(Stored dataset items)
§

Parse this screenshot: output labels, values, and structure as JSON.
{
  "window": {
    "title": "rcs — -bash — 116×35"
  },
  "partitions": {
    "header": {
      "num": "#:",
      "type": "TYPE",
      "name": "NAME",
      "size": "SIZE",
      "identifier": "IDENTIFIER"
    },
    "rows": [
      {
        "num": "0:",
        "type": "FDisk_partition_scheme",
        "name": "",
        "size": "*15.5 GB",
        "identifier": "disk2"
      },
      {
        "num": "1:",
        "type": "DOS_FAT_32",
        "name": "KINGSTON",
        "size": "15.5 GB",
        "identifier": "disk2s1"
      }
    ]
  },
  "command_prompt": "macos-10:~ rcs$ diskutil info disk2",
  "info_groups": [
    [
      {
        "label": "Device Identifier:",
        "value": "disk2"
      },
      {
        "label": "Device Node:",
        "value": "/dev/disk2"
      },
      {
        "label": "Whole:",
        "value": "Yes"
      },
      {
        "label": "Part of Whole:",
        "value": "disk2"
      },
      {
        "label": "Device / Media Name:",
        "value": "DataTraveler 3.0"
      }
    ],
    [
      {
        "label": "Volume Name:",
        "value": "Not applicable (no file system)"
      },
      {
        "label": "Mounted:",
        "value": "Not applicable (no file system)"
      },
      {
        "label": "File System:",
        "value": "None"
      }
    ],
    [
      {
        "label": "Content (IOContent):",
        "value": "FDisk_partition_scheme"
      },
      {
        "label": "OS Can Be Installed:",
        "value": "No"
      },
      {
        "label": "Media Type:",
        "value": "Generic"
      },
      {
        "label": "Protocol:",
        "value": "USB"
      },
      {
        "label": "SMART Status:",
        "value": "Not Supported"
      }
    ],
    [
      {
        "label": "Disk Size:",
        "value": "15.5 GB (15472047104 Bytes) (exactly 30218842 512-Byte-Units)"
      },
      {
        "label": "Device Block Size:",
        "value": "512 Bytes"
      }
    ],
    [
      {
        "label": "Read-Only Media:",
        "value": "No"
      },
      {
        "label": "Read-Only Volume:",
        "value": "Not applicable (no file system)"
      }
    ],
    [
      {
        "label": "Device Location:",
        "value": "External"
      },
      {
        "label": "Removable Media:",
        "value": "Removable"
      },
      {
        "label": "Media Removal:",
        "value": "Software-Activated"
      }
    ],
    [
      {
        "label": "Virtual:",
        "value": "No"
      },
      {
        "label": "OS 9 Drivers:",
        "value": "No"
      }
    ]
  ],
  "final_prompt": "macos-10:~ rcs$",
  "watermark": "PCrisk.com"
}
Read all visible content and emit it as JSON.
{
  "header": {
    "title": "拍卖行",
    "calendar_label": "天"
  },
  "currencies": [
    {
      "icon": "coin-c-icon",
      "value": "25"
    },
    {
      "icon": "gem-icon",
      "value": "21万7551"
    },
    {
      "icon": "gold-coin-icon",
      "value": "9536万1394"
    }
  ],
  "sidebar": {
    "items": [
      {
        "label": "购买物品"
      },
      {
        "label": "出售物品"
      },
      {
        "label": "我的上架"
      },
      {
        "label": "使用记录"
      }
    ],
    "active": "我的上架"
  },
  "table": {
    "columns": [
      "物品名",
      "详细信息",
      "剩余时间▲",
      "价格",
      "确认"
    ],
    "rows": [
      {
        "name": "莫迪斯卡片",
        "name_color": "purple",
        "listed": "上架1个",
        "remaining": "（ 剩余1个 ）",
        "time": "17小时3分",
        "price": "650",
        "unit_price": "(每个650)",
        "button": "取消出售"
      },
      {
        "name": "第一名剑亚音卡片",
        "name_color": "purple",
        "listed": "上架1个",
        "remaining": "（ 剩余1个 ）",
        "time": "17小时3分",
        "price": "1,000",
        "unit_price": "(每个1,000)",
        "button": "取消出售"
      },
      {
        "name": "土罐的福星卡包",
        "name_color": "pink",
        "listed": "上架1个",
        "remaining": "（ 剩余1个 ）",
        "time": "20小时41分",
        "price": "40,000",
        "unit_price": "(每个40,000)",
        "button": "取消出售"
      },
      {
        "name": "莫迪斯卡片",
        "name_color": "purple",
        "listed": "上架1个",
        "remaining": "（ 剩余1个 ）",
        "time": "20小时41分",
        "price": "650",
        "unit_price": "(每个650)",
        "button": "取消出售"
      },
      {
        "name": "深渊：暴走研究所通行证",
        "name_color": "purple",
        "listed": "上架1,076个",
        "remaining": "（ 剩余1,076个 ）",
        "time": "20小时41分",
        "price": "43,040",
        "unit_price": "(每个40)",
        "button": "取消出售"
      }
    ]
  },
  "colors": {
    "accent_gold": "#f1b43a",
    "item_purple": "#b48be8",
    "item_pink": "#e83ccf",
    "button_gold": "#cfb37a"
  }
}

§

Copy down the whole of the data above, matching it exactly.

Parse this screenshot: output labels, values, and structure as JSON.
{
  "window": {
    "title": "rcs — -bash — 116×35"
  },
  "partitions": {
    "header": {
      "num": "#:",
      "type": "TYPE",
      "name": "NAME",
      "size": "SIZE",
      "identifier": "IDENTIFIER"
    },
    "rows": [
      {
        "num": "0:",
        "type": "FDisk_partition_scheme",
        "name": "",
        "size": "*15.5 GB",
        "identifier": "disk2"
      },
      {
        "num": "1:",
        "type": "DOS_FAT_32",
        "name": "KINGSTON",
        "size": "15.5 GB",
        "identifier": "disk2s1"
      }
    ]
  },
  "command_prompt": "macos-10:~ rcs$ diskutil info disk2",
  "info_groups": [
    [
      {
        "label": "Device Identifier:",
        "value": "disk2"
      },
      {
        "label": "Device Node:",
        "value": "/dev/disk2"
      },
      {
        "label": "Whole:",
        "value": "Yes"
      },
      {
        "label": "Part of Whole:",
        "value": "disk2"
      },
      {
        "label": "Device / Media Name:",
        "value": "DataTraveler 3.0"
      }
    ],
    [
      {
        "label": "Volume Name:",
        "value": "Not applicable (no file system)"
      },
      {
        "label": "Mounted:",
        "value": "Not applicable (no file system)"
      },
      {
        "label": "File System:",
        "value": "None"
      }
    ],
    [
      {
        "label": "Content (IOContent):",
        "value": "FDisk_partition_scheme"
      },
      {
        "label": "OS Can Be Installed:",
        "value": "No"
      },
      {
        "label": "Media Type:",
        "value": "Generic"
      },
      {
        "label": "Protocol:",
        "value": "USB"
      },
      {
        "label": "SMART Status:",
        "value": "Not Supported"
      }
    ],
    [
      {
        "label": "Disk Size:",
        "value": "15.5 GB (15472047104 Bytes) (exactly 30218842 512-Byte-Units)"
      },
      {
        "label": "Device Block Size:",
        "value": "512 Bytes"
      }
    ],
    [
      {
        "label": "Read-Only Media:",
        "value": "No"
      },
      {
        "label": "Read-Only Volume:",
        "value": "Not applicable (no file system)"
      }
    ],
    [
      {
        "label": "Device Location:",
        "value": "External"
      },
      {
        "label": "Removable Media:",
        "value": "Removable"
      },
      {
        "label": "Media Removal:",
        "value": "Software-Activated"
      }
    ],
    [
      {
        "label": "Virtual:",
        "value": "No"
      },
      {
        "label": "OS 9 Drivers:",
        "value": "No"
      }
    ]
  ],
  "final_prompt": "macos-10:~ rcs$",
  "watermark": "PCrisk.com"
}
Read all visible content and emit it as JSON.
{
  "header": {
    "title": "拍卖行",
    "calendar_label": "天"
  },
  "currencies": [
    {
      "icon": "coin-c-icon",
      "value": "25"
    },
    {
      "icon": "gem-icon",
      "value": "21万7551"
    },
    {
      "icon": "gold-coin-icon",
      "value": "9536万1394"
    }
  ],
  "sidebar": {
    "items": [
      {
        "label": "购买物品"
      },
      {
        "label": "出售物品"
      },
      {
        "label": "我的上架"
      },
      {
        "label": "使用记录"
      }
    ],
    "active": "我的上架"
  },
  "table": {
    "columns": [
      "物品名",
      "详细信息",
      "剩余时间▲",
      "价格",
      "确认"
    ],
    "rows": [
      {
        "name": "莫迪斯卡片",
        "name_color": "purple",
        "listed": "上架1个",
        "remaining": "（ 剩余1个 ）",
        "time": "17小时3分",
        "price": "650",
        "unit_price": "(每个650)",
        "button": "取消出售"
      },
      {
        "name": "第一名剑亚音卡片",
        "name_color": "purple",
        "listed": "上架1个",
        "remaining": "（ 剩余1个 ）",
        "time": "17小时3分",
        "price": "1,000",
        "unit_price": "(每个1,000)",
        "button": "取消出售"
      },
      {
        "name": "土罐的福星卡包",
        "name_color": "pink",
        "listed": "上架1个",
        "remaining": "（ 剩余1个 ）",
        "time": "20小时41分",
        "price": "40,000",
        "unit_price": "(每个40,000)",
        "button": "取消出售"
      },
      {
        "name": "莫迪斯卡片",
        "name_color": "purple",
        "listed": "上架1个",
        "remaining": "（ 剩余1个 ）",
        "time": "20小时41分",
        "price": "650",
        "unit_price": "(每个650)",
        "button": "取消出售"
      },
      {
        "name": "深渊：暴走研究所通行证",
        "name_color": "purple",
        "listed": "上架1,076个",
        "remaining": "（ 剩余1,076个 ）",
        "time": "20小时41分",
        "price": "43,040",
        "unit_price": "(每个40)",
        "button": "取消出售"
      }
    ]
  },
  "colors": {
    "accent_gold": "#f1b43a",
    "item_purple": "#b48be8",
    "item_pink": "#e83ccf",
    "button_gold": "#cfb37a"
  }
}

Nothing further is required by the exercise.